• Challenge:
Retype every line from the start of the lines down to and including the one that contains "reply-text: 哇哈哈哈(ಡωಡ)hiahiahia[滑稽] xyxy=(300,560,757,598)", character for character.

──────────

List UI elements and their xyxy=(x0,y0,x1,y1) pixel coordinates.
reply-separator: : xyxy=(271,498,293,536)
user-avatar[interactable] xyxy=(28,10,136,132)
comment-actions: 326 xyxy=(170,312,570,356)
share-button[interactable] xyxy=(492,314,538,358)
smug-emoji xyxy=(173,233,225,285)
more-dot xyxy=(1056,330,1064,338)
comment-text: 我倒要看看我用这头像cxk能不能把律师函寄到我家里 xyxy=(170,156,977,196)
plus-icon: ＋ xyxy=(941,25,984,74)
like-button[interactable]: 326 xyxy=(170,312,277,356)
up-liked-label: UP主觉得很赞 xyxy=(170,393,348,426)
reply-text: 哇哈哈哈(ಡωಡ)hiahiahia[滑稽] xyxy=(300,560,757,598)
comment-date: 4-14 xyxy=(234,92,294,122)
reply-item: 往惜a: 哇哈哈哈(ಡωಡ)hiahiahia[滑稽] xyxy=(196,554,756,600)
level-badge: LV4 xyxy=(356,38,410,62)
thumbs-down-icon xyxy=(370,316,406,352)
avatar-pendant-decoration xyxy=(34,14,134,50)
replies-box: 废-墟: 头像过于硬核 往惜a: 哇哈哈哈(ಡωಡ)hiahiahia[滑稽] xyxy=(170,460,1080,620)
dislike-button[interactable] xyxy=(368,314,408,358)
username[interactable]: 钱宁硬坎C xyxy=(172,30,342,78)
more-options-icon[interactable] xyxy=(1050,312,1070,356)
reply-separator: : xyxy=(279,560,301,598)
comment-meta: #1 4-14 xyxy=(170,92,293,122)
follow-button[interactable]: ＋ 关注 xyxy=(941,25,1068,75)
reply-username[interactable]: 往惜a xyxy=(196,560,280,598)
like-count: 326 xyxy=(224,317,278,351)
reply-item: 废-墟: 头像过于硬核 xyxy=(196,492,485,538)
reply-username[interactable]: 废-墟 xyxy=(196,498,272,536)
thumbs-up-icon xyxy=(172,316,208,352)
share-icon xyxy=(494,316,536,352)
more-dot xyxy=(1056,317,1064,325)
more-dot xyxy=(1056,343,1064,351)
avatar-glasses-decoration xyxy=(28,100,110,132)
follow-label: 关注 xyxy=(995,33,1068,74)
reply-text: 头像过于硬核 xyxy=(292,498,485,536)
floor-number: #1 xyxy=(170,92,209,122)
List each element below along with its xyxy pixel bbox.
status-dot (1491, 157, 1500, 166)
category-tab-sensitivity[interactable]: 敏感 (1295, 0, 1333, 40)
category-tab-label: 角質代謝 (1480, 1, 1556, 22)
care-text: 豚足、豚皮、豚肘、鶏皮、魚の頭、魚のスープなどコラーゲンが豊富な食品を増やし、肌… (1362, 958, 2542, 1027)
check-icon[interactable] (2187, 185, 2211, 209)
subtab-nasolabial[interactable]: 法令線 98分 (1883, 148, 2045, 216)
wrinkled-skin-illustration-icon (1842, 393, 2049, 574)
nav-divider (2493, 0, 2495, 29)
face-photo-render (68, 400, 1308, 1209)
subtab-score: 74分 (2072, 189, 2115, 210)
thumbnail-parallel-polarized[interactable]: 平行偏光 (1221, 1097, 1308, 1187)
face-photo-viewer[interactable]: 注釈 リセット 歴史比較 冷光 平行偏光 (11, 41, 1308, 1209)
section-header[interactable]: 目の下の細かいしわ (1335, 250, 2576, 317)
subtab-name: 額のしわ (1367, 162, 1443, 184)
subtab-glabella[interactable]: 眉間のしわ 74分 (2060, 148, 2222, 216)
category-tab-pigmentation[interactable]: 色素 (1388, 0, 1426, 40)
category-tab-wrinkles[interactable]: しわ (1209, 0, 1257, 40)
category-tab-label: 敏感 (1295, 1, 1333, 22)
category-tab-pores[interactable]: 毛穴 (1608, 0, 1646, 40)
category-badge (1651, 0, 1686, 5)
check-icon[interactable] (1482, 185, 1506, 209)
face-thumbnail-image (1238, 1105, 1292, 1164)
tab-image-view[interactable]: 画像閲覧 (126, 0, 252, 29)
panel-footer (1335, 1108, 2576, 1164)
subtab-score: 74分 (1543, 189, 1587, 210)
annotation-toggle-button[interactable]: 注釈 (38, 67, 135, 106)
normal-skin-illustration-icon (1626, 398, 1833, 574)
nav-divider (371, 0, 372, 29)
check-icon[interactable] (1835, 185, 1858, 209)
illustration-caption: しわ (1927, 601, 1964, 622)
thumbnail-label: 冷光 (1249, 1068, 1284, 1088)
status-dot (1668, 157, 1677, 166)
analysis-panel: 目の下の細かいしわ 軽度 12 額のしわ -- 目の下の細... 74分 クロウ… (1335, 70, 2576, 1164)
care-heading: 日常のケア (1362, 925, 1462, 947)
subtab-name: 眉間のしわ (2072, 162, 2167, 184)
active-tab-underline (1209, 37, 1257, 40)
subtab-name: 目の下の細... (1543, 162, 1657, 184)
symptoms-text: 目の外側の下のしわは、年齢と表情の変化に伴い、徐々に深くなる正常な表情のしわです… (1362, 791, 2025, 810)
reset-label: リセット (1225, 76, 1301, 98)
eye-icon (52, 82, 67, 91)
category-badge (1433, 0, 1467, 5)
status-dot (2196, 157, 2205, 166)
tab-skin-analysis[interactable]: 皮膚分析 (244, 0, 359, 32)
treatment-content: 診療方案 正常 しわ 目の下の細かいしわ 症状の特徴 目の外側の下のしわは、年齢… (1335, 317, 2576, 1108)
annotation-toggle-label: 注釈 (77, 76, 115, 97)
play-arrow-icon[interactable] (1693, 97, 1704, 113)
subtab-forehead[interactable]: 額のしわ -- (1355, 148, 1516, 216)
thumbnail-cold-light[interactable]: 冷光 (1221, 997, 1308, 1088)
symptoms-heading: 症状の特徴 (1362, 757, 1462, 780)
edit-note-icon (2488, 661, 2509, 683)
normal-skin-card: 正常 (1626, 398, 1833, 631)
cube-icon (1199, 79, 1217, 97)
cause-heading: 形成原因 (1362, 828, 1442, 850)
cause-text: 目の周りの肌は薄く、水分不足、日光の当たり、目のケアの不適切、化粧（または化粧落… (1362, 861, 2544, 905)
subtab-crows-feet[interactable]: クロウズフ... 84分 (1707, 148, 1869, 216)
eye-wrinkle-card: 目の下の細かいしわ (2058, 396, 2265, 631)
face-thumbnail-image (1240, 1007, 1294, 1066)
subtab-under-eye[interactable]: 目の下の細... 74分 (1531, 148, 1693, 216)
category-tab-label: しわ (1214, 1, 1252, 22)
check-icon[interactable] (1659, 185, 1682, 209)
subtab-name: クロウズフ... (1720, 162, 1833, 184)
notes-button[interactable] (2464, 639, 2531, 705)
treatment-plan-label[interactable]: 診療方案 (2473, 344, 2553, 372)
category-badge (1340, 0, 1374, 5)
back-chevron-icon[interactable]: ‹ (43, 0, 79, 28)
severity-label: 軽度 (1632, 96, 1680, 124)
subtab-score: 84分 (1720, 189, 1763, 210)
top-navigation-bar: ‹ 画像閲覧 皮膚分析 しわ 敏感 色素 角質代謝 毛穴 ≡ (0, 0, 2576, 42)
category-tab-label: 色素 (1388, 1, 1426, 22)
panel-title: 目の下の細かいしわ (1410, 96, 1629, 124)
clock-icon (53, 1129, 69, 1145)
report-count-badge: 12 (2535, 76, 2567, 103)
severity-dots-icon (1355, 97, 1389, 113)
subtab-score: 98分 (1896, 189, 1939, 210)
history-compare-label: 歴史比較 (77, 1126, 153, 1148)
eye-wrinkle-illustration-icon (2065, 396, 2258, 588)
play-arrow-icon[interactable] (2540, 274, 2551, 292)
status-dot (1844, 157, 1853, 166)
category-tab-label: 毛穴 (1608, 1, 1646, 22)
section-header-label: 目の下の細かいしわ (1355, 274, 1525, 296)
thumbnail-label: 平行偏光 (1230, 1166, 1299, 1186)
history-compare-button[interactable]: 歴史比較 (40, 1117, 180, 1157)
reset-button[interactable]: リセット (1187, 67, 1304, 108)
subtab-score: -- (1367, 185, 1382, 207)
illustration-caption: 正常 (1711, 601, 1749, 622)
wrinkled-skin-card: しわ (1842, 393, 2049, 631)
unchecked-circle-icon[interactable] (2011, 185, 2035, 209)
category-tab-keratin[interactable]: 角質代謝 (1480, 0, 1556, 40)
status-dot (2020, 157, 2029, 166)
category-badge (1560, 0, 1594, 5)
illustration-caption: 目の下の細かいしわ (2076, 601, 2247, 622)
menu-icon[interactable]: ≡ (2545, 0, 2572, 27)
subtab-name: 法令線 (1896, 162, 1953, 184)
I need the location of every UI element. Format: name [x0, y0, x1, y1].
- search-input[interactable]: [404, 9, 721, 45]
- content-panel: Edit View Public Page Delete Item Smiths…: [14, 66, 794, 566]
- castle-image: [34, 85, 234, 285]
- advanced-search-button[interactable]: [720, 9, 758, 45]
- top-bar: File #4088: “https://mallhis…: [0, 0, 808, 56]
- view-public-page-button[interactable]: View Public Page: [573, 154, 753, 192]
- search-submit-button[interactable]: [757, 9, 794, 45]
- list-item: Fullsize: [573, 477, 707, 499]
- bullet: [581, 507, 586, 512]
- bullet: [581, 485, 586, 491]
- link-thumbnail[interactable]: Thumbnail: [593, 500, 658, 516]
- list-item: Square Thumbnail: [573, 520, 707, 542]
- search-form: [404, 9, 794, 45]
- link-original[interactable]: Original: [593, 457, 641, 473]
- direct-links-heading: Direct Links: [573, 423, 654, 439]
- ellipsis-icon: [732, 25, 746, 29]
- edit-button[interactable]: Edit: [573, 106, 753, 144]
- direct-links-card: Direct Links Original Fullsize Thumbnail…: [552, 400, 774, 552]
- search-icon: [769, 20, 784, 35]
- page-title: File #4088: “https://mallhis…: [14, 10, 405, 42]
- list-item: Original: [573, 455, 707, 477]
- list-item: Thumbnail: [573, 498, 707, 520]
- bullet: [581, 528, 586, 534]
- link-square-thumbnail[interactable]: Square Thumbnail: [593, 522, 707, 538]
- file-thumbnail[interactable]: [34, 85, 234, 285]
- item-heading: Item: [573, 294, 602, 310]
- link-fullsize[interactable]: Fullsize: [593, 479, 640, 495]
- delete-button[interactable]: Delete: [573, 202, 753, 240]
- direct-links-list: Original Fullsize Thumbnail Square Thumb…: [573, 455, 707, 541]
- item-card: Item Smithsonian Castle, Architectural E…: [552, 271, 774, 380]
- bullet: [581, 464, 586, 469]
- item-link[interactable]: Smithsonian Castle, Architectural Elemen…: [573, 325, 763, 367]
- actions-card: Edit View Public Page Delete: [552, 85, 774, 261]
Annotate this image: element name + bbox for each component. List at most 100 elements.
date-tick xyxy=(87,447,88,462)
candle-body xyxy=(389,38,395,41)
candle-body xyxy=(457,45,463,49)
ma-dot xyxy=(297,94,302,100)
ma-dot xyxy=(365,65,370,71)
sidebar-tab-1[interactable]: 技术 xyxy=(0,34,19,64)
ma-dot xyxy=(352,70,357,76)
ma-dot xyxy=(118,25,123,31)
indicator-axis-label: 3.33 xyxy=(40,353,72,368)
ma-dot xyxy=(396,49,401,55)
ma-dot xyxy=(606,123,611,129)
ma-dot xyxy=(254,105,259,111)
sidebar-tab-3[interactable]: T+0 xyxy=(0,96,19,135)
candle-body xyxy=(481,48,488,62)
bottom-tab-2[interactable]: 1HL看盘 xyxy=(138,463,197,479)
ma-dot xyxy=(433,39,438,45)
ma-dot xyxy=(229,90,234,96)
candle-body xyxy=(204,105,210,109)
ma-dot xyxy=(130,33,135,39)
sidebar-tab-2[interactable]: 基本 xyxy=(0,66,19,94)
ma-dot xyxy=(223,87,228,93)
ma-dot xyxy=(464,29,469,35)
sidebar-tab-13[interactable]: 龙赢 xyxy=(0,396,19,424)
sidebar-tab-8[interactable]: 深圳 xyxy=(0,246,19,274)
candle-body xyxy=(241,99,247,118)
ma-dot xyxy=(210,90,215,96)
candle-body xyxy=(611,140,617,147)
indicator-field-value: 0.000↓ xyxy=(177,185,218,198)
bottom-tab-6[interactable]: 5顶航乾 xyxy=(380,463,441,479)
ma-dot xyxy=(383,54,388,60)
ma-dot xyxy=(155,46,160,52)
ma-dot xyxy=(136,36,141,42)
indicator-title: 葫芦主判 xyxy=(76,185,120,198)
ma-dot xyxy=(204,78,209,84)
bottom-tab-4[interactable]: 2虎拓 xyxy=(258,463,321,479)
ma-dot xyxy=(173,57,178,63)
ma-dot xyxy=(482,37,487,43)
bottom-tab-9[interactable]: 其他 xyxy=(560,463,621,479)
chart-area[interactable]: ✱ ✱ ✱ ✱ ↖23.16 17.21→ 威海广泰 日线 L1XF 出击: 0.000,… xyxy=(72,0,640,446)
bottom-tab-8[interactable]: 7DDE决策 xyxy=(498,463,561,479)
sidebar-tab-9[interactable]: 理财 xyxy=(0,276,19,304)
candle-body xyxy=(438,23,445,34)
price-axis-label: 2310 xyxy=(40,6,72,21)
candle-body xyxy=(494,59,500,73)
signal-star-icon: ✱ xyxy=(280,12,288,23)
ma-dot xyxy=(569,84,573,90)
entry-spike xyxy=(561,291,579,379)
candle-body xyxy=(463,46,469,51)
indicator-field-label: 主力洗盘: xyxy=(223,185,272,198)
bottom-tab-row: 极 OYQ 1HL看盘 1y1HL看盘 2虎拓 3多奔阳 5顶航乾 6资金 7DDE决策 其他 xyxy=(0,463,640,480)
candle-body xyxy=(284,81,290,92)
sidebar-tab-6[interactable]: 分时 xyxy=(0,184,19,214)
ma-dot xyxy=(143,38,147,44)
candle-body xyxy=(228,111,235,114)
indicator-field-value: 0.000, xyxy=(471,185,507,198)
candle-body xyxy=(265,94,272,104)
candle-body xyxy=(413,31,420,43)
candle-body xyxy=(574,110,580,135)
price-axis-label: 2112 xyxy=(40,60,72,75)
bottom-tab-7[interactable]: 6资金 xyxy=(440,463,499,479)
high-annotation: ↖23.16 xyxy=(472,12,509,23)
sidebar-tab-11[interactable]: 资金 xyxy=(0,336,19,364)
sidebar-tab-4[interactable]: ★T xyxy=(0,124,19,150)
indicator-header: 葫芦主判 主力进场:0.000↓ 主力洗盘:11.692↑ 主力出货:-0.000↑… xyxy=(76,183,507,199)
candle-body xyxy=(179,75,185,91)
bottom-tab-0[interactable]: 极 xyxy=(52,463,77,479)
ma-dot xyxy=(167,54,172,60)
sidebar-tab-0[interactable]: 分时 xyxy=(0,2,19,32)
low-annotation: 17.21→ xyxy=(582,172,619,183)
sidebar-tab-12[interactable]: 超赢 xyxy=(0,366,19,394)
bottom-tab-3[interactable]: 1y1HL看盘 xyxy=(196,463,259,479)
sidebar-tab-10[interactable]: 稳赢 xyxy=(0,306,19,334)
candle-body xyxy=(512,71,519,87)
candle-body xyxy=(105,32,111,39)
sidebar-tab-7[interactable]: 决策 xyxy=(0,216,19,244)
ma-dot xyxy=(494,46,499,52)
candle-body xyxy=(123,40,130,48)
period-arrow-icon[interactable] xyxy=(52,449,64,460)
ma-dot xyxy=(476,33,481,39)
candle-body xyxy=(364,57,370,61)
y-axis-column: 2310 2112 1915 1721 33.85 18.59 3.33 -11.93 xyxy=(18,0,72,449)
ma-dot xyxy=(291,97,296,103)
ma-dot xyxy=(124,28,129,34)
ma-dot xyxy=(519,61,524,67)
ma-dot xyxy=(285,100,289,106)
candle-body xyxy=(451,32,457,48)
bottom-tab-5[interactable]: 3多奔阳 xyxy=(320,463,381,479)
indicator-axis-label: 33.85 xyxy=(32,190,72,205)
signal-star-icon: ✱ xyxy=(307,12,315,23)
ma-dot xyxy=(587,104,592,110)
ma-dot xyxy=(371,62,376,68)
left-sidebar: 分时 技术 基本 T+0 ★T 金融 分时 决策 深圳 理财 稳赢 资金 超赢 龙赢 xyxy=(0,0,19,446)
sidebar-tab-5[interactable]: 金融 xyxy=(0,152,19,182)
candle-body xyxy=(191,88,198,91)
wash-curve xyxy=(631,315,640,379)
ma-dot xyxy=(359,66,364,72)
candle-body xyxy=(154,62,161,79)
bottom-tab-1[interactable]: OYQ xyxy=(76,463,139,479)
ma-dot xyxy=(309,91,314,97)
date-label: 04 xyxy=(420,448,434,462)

──────────

• Response to this task:
List UI elements and their xyxy=(x0,y0,x1,y1) pixel coordinates.
reply-separator: : xyxy=(271,498,293,536)
user-avatar[interactable] xyxy=(28,10,136,132)
comment-actions: 326 xyxy=(170,312,570,356)
share-button[interactable] xyxy=(492,314,538,358)
smug-emoji xyxy=(173,233,225,285)
more-dot xyxy=(1056,330,1064,338)
comment-text: 我倒要看看我用这头像cxk能不能把律师函寄到我家里 xyxy=(170,156,977,196)
plus-icon: ＋ xyxy=(941,25,984,74)
like-button[interactable]: 326 xyxy=(170,312,277,356)
up-liked-label: UP主觉得很赞 xyxy=(170,393,348,426)
reply-text: 哇哈哈哈(ಡωಡ)hiahiahia[滑稽] xyxy=(300,560,757,598)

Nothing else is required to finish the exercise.